--- Begin ---

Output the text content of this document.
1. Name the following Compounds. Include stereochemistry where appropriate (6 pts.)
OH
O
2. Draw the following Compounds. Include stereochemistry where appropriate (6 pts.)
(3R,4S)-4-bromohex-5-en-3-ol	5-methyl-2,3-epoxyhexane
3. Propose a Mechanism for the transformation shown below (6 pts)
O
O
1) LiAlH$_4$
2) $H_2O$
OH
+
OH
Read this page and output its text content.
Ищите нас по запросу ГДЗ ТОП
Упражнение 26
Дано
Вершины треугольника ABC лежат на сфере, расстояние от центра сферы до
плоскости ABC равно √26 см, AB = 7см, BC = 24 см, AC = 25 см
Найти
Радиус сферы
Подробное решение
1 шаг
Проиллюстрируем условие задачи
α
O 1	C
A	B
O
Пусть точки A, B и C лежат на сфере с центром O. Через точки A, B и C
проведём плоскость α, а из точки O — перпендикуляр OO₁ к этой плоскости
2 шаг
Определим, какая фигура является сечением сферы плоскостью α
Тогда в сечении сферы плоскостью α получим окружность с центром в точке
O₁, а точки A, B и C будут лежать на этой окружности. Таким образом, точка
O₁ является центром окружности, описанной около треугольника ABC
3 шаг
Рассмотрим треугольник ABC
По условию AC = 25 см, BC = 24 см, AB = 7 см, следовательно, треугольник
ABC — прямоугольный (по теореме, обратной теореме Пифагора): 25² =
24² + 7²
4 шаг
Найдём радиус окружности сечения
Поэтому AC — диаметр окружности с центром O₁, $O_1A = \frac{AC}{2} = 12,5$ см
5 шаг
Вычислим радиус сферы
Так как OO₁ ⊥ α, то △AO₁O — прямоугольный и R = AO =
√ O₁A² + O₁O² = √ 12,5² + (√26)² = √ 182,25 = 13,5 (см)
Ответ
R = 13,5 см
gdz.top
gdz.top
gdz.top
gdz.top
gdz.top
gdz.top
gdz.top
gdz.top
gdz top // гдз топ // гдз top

--- End ---

> _DIRECTIONS_:
Pick out each line containing the string "этой" and copy it.

> _SOLUTION FOR THIS PROBLEM_:
проведём плоскость α, а из точки O — перпендикуляр OO₁ к этой плоскости
O₁, а точки A, B и C будут лежать на этой окружности. Таким образом, точка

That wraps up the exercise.